* Problem description *
Check each line of the material below for "中华人民共和国英雄烈士保护法", then copy the ones that contain it.

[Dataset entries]

○ ○ ○ ○

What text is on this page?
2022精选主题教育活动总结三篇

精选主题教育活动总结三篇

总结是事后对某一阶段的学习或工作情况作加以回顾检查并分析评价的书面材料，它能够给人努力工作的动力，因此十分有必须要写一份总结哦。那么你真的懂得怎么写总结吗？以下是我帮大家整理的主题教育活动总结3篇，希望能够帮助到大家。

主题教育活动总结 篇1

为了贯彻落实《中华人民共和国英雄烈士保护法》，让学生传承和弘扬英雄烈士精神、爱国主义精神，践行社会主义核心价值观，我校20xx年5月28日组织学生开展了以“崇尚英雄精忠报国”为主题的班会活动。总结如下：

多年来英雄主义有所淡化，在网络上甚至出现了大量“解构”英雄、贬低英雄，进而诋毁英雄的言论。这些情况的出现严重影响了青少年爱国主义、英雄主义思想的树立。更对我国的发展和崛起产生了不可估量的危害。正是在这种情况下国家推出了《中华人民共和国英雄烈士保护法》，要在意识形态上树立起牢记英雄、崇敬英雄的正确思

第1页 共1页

○ ○ ○ ○

* The output *
为了贯彻落实《中华人民共和国英雄烈士保护法》，让学生传承和弘扬英雄烈士精神、爱国主义精神，践行社会主义核心价值观，我校20xx年5月28日组织学生开展了以“崇尚英雄精忠报国”为主题的班会活动。总结如下：
多年来英雄主义有所淡化，在网络上甚至出现了大量“解构”英雄、贬低英雄，进而诋毁英雄的言论。这些情况的出现严重影响了青少年爱国主义、英雄主义思想的树立。更对我国的发展和崛起产生了不可估量的危害。正是在这种情况下国家推出了《中华人民共和国英雄烈士保护法》，要在意识形态上树立起牢记英雄、崇敬英雄的正确思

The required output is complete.